# Start of Exercise material
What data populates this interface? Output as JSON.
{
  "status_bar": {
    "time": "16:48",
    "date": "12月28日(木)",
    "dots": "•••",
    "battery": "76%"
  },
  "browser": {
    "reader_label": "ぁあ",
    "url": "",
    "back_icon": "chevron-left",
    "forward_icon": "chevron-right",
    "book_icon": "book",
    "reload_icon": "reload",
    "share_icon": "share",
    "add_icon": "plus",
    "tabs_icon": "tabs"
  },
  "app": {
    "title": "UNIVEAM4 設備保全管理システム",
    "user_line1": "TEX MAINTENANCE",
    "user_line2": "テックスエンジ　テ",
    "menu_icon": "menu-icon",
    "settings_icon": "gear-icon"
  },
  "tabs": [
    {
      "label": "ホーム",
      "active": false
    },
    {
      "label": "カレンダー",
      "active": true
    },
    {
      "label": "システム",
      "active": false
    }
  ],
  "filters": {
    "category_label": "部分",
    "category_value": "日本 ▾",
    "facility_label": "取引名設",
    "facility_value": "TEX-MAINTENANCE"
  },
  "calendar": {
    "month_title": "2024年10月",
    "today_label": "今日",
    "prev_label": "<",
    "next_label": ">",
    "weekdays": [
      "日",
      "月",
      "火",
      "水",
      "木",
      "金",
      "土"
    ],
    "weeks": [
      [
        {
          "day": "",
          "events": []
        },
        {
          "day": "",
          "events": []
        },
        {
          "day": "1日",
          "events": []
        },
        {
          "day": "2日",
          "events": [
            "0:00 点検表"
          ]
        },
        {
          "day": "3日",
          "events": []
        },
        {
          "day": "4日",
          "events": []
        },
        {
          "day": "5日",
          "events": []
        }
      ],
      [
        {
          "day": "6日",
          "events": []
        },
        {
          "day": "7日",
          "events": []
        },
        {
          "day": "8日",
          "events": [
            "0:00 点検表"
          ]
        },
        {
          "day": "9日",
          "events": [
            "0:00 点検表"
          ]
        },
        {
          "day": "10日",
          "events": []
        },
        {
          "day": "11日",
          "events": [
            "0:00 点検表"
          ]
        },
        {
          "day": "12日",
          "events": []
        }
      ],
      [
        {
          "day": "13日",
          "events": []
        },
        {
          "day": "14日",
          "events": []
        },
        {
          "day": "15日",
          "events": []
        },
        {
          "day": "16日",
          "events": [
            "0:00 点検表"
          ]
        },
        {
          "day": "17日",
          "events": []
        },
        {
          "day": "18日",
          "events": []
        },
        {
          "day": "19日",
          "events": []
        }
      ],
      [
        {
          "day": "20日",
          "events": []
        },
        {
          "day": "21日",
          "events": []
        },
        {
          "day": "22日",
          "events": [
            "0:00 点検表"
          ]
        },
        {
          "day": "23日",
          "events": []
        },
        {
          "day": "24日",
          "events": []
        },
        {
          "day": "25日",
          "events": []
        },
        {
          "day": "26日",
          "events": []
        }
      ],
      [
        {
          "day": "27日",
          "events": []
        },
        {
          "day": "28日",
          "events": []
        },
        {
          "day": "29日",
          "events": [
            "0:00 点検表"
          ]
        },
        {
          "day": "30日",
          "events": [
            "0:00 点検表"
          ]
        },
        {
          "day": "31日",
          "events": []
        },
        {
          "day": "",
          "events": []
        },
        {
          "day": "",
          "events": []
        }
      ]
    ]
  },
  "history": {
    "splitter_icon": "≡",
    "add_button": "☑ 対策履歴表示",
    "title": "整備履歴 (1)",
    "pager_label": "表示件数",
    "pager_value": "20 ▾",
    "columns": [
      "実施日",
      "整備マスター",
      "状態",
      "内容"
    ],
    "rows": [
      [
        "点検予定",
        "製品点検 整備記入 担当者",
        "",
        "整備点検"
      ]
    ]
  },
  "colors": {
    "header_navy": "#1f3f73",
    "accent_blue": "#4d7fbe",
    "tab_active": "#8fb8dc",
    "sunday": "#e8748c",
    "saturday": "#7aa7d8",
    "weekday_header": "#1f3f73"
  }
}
# End of Exercise material
◆ **Task details**: Go through the material and copy out every line with "chevron" in it.

◆ **Right answer**:
    "back_icon": "chevron-left",
    "forward_icon": "chevron-right",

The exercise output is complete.